» **EXERCISE PROMPT**: Transcribe the full listing exactly, and drop every picture.

» **DATA SHOWN**:
§
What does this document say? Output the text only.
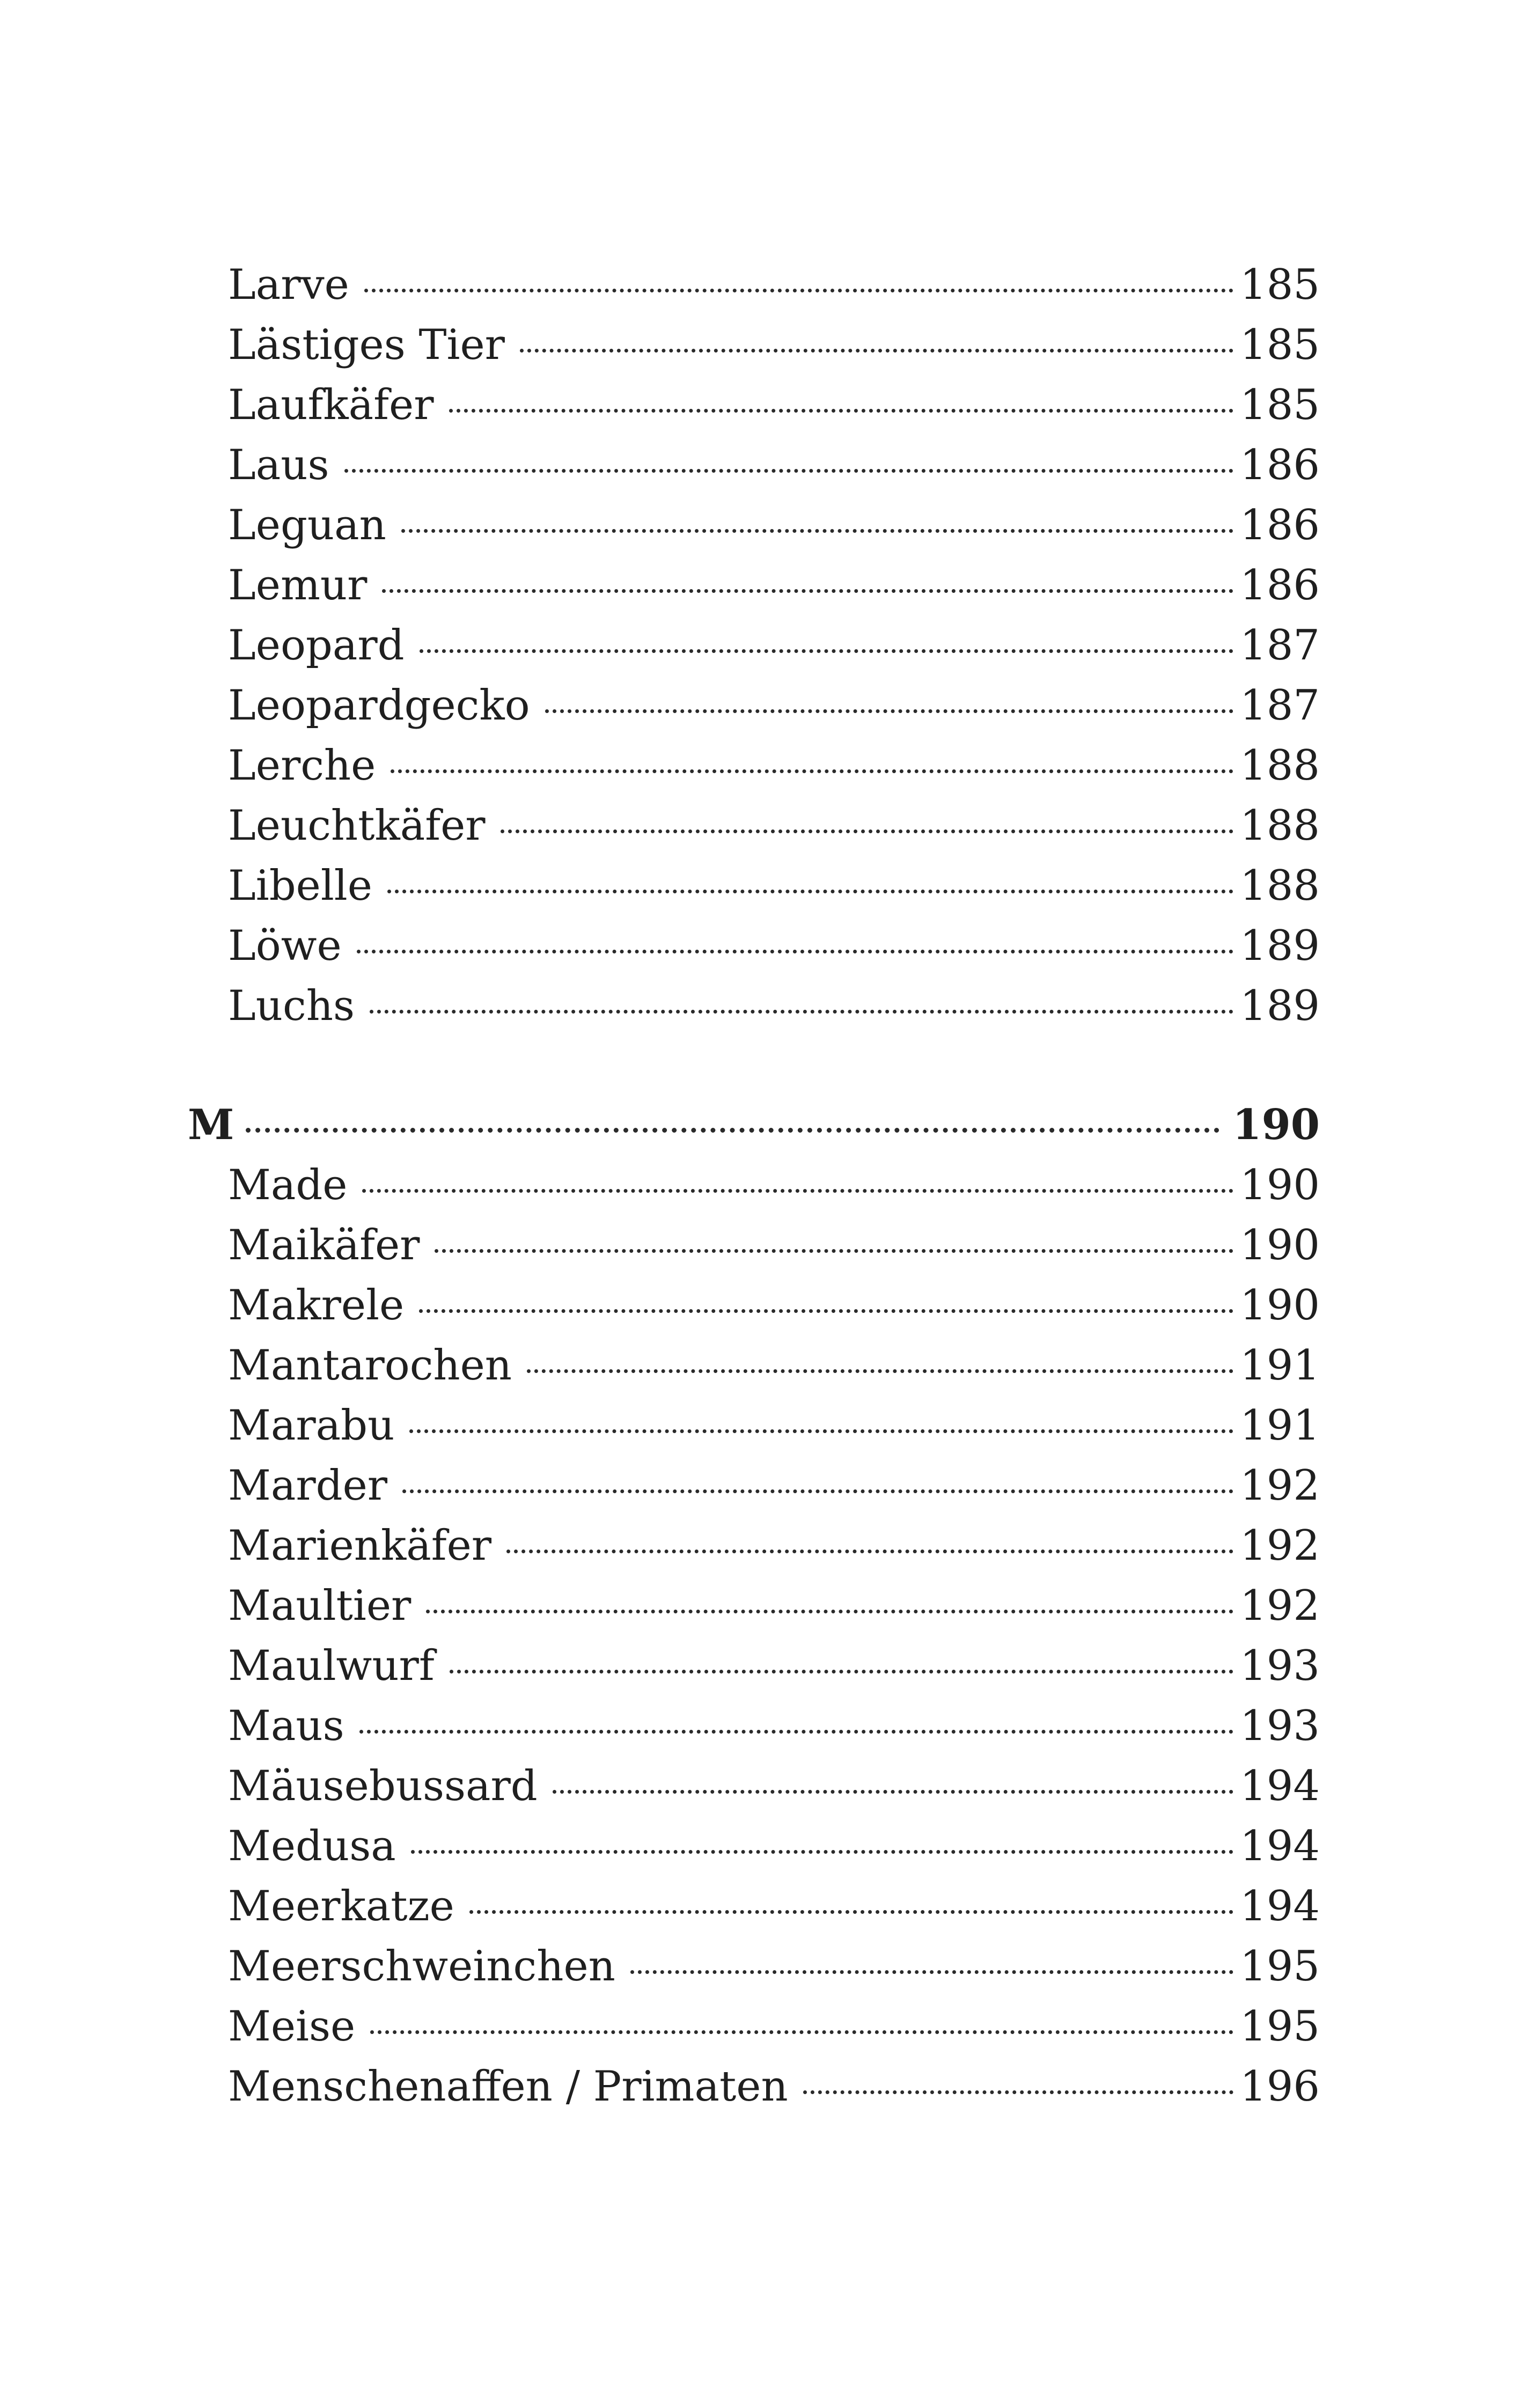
Larve	185
Lästiges Tier	185
Laufkäfer	185
Laus	186
Leguan	186
Lemur	186
Leopard	187
Leopardgecko	187
Lerche	188
Leuchtkäfer	188
Libelle	188
Löwe	189
Luchs	189
M	190
Made	190
Maikäfer	190
Makrele	190
Mantarochen	191
Marabu	191
Marder	192
Marienkäfer	192
Maultier	192
Maulwurf	193
Maus	193
Mäusebussard	194
Medusa	194
Meerkatze	194
Meerschweinchen	195
Meise	195
Menschenaffen / Primaten	196
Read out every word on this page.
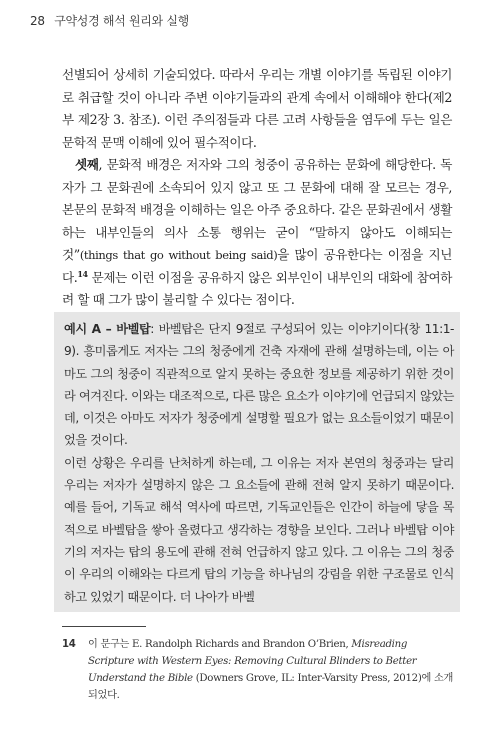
28 구약성경 해석 원리와 실행

선별되어 상세히 기술되었다. 따라서 우리는 개별 이야기를 독립된 이야기로 취급할 것이 아니라 주변 이야기들과의 관계 속에서 이해해야 한다(제2부 제2장 3. 참조). 이런 주의점들과 다른 고려 사항들을 염두에 두는 일은 문학적 문맥 이해에 있어 필수적이다.

셋째, 문화적 배경은 저자와 그의 청중이 공유하는 문화에 해당한다. 독자가 그 문화권에 소속되어 있지 않고 또 그 문화에 대해 잘 모르는 경우, 본문의 문화적 배경을 이해하는 일은 아주 중요하다. 같은 문화권에서 생활하는 내부인들의 의사 소통 행위는 굳이 “말하지 않아도 이해되는 것”(things that go without being said)을 많이 공유한다는 이점을 지닌다.$^{14}$ 문제는 이런 이점을 공유하지 않은 외부인이 내부인의 대화에 참여하려 할 때 그가 많이 불리할 수 있다는 점이다.

예시 A – 바벨탑: 바벨탑은 단지 9절로 구성되어 있는 이야기이다(창 11:1-9). 흥미롭게도 저자는 그의 청중에게 건축 자재에 관해 설명하는데, 이는 아마도 그의 청중이 직관적으로 알지 못하는 중요한 정보를 제공하기 위한 것이라 여겨진다. 이와는 대조적으로, 다른 많은 요소가 이야기에 언급되지 않았는데, 이것은 아마도 저자가 청중에게 설명할 필요가 없는 요소들이었기 때문이었을 것이다.

이런 상황은 우리를 난처하게 하는데, 그 이유는 저자 본연의 청중과는 달리 우리는 저자가 설명하지 않은 그 요소들에 관해 전혀 알지 못하기 때문이다. 예를 들어, 기독교 해석 역사에 따르면, 기독교인들은 인간이 하늘에 닿을 목적으로 바벨탑을 쌓아 올렸다고 생각하는 경향을 보인다. 그러나 바벨탑 이야기의 저자는 탑의 용도에 관해 전혀 언급하지 않고 있다. 그 이유는 그의 청중이 우리의 이해와는 다르게 탑의 기능을 하나님의 강림을 위한 구조물로 인식하고 있었기 때문이다. 더 나아가 바벨

14 이 문구는 E. Randolph Richards and Brandon O’Brien, Misreading Scripture with Western Eyes: Removing Cultural Blinders to Better Understand the Bible (Downers Grove, IL: Inter-Varsity Press, 2012)에 소개되었다.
§
» **THE ANSWER**:
What does this document say? Output the text only.
Larve	185
Lästiges Tier	185
Laufkäfer	185
Laus	186
Leguan	186
Lemur	186
Leopard	187
Leopardgecko	187
Lerche	188
Leuchtkäfer	188
Libelle	188
Löwe	189
Luchs	189
M	190
Made	190
Maikäfer	190
Makrele	190
Mantarochen	191
Marabu	191
Marder	192
Marienkäfer	192
Maultier	192
Maulwurf	193
Maus	193
Mäusebussard	194
Medusa	194
Meerkatze	194
Meerschweinchen	195
Meise	195
Menschenaffen / Primaten	196
Read out every word on this page.
28 구약성경 해석 원리와 실행

선별되어 상세히 기술되었다. 따라서 우리는 개별 이야기를 독립된 이야기로 취급할 것이 아니라 주변 이야기들과의 관계 속에서 이해해야 한다(제2부 제2장 3. 참조). 이런 주의점들과 다른 고려 사항들을 염두에 두는 일은 문학적 문맥 이해에 있어 필수적이다.

셋째, 문화적 배경은 저자와 그의 청중이 공유하는 문화에 해당한다. 독자가 그 문화권에 소속되어 있지 않고 또 그 문화에 대해 잘 모르는 경우, 본문의 문화적 배경을 이해하는 일은 아주 중요하다. 같은 문화권에서 생활하는 내부인들의 의사 소통 행위는 굳이 “말하지 않아도 이해되는 것”(things that go without being said)을 많이 공유한다는 이점을 지닌다.$^{14}$ 문제는 이런 이점을 공유하지 않은 외부인이 내부인의 대화에 참여하려 할 때 그가 많이 불리할 수 있다는 점이다.

예시 A – 바벨탑: 바벨탑은 단지 9절로 구성되어 있는 이야기이다(창 11:1-9). 흥미롭게도 저자는 그의 청중에게 건축 자재에 관해 설명하는데, 이는 아마도 그의 청중이 직관적으로 알지 못하는 중요한 정보를 제공하기 위한 것이라 여겨진다. 이와는 대조적으로, 다른 많은 요소가 이야기에 언급되지 않았는데, 이것은 아마도 저자가 청중에게 설명할 필요가 없는 요소들이었기 때문이었을 것이다.

이런 상황은 우리를 난처하게 하는데, 그 이유는 저자 본연의 청중과는 달리 우리는 저자가 설명하지 않은 그 요소들에 관해 전혀 알지 못하기 때문이다. 예를 들어, 기독교 해석 역사에 따르면, 기독교인들은 인간이 하늘에 닿을 목적으로 바벨탑을 쌓아 올렸다고 생각하는 경향을 보인다. 그러나 바벨탑 이야기의 저자는 탑의 용도에 관해 전혀 언급하지 않고 있다. 그 이유는 그의 청중이 우리의 이해와는 다르게 탑의 기능을 하나님의 강림을 위한 구조물로 인식하고 있었기 때문이다. 더 나아가 바벨

14 이 문구는 E. Randolph Richards and Brandon O’Brien, Misreading Scripture with Western Eyes: Removing Cultural Blinders to Better Understand the Bible (Downers Grove, IL: Inter-Varsity Press, 2012)에 소개되었다.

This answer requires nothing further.